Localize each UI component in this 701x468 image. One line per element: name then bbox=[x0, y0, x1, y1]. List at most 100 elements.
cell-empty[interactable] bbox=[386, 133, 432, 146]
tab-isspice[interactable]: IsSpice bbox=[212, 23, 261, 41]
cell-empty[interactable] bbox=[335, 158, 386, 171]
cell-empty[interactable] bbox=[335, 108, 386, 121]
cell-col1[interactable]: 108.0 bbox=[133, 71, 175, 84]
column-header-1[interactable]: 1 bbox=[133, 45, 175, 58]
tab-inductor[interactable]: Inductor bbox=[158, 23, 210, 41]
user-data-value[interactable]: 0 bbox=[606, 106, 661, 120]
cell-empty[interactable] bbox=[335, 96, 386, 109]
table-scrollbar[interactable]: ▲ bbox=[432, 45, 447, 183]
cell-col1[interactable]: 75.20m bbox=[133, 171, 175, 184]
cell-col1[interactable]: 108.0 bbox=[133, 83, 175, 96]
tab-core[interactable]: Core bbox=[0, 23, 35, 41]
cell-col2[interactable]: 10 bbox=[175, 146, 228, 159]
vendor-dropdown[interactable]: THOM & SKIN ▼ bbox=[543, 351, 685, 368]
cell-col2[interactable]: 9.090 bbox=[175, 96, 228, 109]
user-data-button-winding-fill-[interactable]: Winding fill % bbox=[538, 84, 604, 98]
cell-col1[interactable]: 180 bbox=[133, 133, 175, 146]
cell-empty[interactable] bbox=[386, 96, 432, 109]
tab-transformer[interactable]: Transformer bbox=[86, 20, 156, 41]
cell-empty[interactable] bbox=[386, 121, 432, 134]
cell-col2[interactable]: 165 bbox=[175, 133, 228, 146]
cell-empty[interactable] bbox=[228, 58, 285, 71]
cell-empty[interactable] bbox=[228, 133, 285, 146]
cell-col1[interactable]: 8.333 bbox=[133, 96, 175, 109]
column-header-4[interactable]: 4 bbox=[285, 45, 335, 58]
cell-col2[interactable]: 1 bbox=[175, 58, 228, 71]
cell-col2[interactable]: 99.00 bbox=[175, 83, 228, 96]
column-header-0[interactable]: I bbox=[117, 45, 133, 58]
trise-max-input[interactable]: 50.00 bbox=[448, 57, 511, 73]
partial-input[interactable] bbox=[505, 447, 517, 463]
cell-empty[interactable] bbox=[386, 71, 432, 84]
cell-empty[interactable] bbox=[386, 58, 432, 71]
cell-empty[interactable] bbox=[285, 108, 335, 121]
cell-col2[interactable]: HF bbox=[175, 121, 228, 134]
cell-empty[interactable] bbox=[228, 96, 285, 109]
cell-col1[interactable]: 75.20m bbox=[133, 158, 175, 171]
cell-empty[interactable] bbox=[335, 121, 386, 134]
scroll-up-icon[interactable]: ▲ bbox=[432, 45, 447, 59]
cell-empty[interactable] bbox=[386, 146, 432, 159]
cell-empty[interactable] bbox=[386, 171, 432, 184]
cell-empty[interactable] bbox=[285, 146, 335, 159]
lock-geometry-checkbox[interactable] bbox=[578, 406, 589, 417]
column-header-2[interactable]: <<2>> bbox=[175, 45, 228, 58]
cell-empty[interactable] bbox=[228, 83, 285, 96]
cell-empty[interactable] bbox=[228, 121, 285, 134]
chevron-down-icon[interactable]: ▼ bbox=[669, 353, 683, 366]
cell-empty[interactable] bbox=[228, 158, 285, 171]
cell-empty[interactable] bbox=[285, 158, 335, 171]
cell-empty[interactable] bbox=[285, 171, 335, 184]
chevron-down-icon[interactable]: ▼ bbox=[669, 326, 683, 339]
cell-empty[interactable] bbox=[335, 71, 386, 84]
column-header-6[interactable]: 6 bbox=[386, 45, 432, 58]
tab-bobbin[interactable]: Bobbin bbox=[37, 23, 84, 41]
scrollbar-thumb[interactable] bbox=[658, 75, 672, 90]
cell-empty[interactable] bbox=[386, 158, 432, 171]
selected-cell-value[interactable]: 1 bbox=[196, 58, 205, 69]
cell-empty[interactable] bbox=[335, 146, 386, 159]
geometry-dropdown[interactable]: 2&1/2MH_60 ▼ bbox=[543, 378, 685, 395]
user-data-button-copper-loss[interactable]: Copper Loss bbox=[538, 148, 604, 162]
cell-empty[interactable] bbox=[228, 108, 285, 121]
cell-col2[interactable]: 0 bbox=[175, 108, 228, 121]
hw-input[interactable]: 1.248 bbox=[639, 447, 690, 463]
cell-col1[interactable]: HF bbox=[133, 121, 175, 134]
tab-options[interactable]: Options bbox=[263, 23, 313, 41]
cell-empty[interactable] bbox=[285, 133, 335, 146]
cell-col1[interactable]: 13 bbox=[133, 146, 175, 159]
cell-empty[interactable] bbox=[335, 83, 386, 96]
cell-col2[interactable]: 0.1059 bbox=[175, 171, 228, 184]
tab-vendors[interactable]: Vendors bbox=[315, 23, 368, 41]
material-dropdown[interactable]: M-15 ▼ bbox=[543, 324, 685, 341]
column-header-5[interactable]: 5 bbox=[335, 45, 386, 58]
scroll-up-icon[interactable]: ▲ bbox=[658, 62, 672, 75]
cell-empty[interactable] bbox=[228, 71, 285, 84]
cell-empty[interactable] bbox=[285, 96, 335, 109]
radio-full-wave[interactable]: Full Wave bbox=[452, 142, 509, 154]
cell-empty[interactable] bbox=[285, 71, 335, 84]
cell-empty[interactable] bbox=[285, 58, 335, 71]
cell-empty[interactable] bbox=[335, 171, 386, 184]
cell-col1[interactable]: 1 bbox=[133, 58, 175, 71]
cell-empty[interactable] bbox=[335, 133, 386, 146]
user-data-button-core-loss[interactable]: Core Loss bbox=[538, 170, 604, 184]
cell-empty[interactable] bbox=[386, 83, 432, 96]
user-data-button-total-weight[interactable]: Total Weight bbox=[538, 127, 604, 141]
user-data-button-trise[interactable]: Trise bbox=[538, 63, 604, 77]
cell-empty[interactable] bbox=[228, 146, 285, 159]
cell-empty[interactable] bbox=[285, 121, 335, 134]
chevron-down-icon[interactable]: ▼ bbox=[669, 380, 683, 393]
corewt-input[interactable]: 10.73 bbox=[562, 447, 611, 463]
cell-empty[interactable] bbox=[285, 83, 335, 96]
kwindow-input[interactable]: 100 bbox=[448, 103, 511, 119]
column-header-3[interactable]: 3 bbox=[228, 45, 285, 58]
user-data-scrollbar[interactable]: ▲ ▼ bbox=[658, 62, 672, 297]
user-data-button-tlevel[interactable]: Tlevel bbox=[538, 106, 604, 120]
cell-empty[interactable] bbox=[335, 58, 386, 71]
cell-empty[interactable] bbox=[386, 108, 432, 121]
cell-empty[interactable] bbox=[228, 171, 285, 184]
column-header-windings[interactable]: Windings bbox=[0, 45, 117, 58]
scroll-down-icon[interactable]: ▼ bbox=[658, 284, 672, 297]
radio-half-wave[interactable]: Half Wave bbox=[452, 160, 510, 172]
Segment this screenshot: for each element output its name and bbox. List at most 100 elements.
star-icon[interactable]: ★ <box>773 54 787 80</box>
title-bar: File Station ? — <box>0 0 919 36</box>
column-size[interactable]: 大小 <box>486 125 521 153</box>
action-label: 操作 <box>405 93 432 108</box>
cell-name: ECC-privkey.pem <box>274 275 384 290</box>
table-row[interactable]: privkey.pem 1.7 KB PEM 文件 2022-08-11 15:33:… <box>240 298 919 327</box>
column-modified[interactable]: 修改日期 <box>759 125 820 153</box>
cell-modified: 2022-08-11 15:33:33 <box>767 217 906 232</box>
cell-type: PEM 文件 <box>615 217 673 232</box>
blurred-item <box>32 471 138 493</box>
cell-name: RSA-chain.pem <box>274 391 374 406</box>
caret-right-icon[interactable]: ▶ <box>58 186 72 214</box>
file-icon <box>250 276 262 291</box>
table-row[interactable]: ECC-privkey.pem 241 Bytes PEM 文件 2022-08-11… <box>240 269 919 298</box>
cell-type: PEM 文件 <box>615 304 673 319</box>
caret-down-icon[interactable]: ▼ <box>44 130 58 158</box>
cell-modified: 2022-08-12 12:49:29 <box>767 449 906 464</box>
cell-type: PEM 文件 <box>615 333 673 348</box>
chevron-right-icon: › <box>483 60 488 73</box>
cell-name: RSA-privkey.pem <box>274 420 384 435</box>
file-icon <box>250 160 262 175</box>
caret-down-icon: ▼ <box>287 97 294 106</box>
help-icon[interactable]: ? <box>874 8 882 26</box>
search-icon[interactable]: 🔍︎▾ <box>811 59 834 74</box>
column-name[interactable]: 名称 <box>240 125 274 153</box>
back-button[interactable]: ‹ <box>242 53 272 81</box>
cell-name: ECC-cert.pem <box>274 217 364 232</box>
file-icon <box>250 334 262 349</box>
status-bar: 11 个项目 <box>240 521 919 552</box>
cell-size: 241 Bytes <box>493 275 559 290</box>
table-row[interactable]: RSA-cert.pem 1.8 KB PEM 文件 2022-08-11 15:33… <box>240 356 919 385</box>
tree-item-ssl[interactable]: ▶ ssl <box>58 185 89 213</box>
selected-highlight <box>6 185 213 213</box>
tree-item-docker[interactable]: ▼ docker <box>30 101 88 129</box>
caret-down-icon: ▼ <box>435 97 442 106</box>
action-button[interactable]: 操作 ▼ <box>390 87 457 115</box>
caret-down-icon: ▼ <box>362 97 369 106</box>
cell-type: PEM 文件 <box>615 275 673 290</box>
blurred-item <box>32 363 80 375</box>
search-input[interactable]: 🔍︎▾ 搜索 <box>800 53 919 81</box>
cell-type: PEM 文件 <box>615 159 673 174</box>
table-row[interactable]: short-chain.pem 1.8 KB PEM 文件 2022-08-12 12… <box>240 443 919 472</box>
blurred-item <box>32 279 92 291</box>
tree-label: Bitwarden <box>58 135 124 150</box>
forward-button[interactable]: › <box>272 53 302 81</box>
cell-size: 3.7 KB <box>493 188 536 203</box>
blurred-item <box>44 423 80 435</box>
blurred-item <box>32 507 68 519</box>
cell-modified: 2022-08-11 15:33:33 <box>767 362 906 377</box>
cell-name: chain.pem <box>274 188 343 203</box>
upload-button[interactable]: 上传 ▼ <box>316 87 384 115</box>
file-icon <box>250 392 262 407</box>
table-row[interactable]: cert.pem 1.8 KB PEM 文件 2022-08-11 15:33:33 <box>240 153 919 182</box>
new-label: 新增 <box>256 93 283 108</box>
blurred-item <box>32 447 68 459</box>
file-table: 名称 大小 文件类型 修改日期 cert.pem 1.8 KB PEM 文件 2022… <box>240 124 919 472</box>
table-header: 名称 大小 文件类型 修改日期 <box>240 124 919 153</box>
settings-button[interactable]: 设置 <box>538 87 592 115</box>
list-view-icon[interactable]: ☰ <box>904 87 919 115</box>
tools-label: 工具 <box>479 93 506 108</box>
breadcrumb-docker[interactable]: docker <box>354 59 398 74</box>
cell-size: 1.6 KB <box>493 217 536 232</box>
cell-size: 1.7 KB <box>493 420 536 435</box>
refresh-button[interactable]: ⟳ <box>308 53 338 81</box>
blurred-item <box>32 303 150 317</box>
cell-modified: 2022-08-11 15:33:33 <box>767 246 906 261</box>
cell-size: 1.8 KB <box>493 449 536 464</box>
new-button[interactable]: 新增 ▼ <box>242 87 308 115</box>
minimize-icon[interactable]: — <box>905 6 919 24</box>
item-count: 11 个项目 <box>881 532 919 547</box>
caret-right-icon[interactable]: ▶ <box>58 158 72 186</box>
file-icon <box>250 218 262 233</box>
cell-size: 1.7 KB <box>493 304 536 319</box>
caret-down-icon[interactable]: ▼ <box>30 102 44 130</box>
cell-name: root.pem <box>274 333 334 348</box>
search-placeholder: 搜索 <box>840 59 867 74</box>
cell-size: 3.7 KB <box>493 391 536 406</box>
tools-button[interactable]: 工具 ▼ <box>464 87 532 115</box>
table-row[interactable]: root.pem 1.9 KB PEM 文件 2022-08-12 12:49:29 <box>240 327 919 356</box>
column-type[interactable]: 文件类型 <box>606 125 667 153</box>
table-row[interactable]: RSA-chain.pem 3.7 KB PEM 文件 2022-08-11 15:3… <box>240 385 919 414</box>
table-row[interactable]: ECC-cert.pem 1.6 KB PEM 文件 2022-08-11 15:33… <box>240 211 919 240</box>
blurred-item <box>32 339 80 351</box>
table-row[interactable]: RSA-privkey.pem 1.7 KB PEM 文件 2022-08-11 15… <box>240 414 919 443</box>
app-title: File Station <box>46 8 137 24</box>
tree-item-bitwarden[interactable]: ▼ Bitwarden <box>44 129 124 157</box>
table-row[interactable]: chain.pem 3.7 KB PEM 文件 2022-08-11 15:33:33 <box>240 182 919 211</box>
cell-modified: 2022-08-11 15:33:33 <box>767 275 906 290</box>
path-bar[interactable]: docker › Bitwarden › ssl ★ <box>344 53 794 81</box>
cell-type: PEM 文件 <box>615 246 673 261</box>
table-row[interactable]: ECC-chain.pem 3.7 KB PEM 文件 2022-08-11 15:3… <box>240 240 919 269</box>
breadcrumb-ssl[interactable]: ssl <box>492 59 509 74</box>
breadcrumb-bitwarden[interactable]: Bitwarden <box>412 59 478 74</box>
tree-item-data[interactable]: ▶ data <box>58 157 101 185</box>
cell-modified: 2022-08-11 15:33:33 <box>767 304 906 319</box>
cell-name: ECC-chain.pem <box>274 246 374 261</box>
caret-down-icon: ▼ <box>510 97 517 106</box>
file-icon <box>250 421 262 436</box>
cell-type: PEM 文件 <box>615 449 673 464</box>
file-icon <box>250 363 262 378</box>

What this task involves »
Print the records from the start through the line that contains "trise-max-input[interactable]: 50.00 bbox=[448, 57, 511, 73]", keeping every line unchanged.

Output for this task »
Localize each UI component in this 701x468 image. One line per element: name then bbox=[x0, y0, x1, y1]. List at most 100 elements.
cell-empty[interactable] bbox=[386, 133, 432, 146]
tab-isspice[interactable]: IsSpice bbox=[212, 23, 261, 41]
cell-empty[interactable] bbox=[335, 158, 386, 171]
cell-empty[interactable] bbox=[335, 108, 386, 121]
cell-col1[interactable]: 108.0 bbox=[133, 71, 175, 84]
column-header-1[interactable]: 1 bbox=[133, 45, 175, 58]
tab-inductor[interactable]: Inductor bbox=[158, 23, 210, 41]
user-data-value[interactable]: 0 bbox=[606, 106, 661, 120]
cell-empty[interactable] bbox=[335, 96, 386, 109]
table-scrollbar[interactable]: ▲ bbox=[432, 45, 447, 183]
cell-col1[interactable]: 75.20m bbox=[133, 171, 175, 184]
cell-col1[interactable]: 108.0 bbox=[133, 83, 175, 96]
tab-core[interactable]: Core bbox=[0, 23, 35, 41]
cell-col2[interactable]: 10 bbox=[175, 146, 228, 159]
vendor-dropdown[interactable]: THOM & SKIN ▼ bbox=[543, 351, 685, 368]
cell-col2[interactable]: 9.090 bbox=[175, 96, 228, 109]
user-data-button-winding-fill-[interactable]: Winding fill % bbox=[538, 84, 604, 98]
cell-col1[interactable]: 180 bbox=[133, 133, 175, 146]
cell-empty[interactable] bbox=[386, 96, 432, 109]
tab-transformer[interactable]: Transformer bbox=[86, 20, 156, 41]
cell-empty[interactable] bbox=[386, 121, 432, 134]
cell-col2[interactable]: 165 bbox=[175, 133, 228, 146]
cell-empty[interactable] bbox=[228, 58, 285, 71]
cell-empty[interactable] bbox=[228, 133, 285, 146]
cell-col1[interactable]: 8.333 bbox=[133, 96, 175, 109]
column-header-4[interactable]: 4 bbox=[285, 45, 335, 58]
cell-col2[interactable]: 1 bbox=[175, 58, 228, 71]
cell-col2[interactable]: 99.00 bbox=[175, 83, 228, 96]
column-header-0[interactable]: I bbox=[117, 45, 133, 58]
trise-max-input[interactable]: 50.00 bbox=[448, 57, 511, 73]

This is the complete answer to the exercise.